DATA TO PROCESS:
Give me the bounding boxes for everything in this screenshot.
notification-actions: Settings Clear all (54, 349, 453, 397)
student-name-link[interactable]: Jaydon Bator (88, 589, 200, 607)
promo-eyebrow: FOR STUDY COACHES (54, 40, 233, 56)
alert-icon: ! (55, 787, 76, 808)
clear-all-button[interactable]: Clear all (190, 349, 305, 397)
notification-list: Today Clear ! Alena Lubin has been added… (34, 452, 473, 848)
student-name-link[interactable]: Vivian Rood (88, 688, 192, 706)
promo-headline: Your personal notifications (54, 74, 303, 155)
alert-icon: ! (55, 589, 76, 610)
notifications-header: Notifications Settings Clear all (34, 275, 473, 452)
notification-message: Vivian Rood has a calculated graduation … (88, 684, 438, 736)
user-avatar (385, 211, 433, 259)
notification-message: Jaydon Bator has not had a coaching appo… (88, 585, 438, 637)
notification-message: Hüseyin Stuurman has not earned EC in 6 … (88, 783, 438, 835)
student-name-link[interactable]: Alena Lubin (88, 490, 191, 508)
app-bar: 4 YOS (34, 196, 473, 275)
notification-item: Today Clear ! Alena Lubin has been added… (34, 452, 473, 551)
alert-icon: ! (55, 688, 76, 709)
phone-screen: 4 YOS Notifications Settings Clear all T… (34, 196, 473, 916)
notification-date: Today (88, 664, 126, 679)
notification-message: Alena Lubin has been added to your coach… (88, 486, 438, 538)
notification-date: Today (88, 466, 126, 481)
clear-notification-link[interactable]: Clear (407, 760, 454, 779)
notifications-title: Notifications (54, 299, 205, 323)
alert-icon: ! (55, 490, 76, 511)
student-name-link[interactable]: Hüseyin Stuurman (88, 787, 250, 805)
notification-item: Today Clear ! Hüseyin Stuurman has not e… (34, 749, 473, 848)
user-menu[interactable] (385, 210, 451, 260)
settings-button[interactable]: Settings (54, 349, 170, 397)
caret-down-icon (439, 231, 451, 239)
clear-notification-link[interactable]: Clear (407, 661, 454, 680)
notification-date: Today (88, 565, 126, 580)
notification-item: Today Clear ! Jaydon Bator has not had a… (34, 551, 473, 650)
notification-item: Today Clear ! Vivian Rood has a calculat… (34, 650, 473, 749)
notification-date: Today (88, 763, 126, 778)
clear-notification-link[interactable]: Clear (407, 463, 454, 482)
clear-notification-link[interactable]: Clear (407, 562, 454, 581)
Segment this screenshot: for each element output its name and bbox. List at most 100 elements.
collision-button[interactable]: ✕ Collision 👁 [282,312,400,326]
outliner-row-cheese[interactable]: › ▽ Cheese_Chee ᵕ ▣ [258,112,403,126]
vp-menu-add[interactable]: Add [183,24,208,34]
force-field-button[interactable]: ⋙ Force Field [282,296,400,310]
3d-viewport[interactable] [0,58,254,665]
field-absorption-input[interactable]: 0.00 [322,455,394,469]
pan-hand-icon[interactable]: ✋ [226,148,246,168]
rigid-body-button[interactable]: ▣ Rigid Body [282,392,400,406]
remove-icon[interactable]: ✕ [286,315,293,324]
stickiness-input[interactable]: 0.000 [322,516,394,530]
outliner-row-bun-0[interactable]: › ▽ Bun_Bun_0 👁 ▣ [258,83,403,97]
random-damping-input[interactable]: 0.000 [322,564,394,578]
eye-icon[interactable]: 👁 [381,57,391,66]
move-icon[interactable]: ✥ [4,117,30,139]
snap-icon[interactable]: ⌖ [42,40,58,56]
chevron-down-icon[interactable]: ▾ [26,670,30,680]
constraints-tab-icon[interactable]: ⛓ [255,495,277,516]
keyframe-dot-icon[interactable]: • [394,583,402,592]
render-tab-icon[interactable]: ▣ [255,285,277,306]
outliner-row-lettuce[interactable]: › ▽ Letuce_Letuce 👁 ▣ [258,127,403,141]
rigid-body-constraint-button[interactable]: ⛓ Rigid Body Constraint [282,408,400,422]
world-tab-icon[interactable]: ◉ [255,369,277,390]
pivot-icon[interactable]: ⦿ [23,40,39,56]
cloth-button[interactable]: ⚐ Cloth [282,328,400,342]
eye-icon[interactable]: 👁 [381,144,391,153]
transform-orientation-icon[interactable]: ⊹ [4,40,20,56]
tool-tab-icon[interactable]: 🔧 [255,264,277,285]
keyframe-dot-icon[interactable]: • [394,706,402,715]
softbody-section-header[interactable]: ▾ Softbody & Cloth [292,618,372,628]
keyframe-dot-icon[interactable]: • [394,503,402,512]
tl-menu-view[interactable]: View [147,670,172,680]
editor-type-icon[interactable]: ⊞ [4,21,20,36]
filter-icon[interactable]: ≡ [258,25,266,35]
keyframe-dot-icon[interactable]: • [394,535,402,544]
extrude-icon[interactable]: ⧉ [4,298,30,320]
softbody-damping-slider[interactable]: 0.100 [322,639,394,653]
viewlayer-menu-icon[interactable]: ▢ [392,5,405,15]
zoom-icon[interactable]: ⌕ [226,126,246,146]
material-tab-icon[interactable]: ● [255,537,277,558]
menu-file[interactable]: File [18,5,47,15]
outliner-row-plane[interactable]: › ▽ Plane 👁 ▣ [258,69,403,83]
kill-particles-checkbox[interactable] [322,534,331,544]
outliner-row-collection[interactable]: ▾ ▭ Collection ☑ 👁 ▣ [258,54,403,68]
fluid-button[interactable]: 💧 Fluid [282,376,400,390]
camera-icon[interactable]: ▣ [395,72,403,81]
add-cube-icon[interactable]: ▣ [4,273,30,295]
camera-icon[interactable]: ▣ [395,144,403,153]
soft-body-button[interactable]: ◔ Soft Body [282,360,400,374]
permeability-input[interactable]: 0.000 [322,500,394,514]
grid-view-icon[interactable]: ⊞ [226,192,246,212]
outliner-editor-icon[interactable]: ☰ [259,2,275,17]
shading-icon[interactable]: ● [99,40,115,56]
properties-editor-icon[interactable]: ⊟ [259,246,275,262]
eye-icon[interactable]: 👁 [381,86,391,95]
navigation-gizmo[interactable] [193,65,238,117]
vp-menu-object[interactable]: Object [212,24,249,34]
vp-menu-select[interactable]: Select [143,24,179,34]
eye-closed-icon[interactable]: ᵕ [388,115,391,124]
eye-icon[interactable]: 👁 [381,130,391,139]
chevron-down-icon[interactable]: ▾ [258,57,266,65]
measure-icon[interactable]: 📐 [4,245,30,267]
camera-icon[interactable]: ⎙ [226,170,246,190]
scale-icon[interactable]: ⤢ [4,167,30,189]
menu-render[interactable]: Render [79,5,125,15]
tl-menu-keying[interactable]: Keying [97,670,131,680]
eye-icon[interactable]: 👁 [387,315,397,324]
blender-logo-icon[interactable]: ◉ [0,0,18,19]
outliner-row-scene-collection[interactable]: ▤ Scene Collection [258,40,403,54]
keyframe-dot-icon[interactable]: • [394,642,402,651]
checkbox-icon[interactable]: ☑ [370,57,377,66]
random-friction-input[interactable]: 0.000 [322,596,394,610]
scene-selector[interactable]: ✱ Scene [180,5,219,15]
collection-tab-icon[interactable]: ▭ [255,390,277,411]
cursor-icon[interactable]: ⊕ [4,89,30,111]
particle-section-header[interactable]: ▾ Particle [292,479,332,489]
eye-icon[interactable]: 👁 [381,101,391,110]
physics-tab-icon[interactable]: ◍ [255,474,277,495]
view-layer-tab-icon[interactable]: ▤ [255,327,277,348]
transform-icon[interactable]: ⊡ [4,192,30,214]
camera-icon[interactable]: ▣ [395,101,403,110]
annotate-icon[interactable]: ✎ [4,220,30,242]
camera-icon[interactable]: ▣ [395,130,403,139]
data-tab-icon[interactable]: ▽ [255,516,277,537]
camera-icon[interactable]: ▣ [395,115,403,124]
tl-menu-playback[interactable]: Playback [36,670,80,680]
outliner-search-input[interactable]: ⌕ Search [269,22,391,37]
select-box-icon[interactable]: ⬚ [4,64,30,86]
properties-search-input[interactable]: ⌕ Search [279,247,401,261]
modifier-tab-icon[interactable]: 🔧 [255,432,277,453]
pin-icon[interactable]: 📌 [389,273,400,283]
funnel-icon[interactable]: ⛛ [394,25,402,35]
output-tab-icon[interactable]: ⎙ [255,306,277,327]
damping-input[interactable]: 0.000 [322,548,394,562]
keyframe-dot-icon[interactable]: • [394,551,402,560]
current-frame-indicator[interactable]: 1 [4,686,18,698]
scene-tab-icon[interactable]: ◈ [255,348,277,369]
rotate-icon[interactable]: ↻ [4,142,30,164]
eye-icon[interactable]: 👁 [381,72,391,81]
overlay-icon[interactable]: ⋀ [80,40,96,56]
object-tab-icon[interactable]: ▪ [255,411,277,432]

EXERCISE OBJECTIVE: Write out everything from the very start of the material down to and including the line that contains "user-avatar (385, 211, 433, 259)", with every character unchanged.

THE ANSWER:
Give me the bounding boxes for everything in this screenshot.
notification-actions: Settings Clear all (54, 349, 453, 397)
student-name-link[interactable]: Jaydon Bator (88, 589, 200, 607)
promo-eyebrow: FOR STUDY COACHES (54, 40, 233, 56)
alert-icon: ! (55, 787, 76, 808)
clear-all-button[interactable]: Clear all (190, 349, 305, 397)
notification-list: Today Clear ! Alena Lubin has been added… (34, 452, 473, 848)
student-name-link[interactable]: Vivian Rood (88, 688, 192, 706)
promo-headline: Your personal notifications (54, 74, 303, 155)
alert-icon: ! (55, 589, 76, 610)
notifications-header: Notifications Settings Clear all (34, 275, 473, 452)
notification-message: Vivian Rood has a calculated graduation … (88, 684, 438, 736)
user-avatar (385, 211, 433, 259)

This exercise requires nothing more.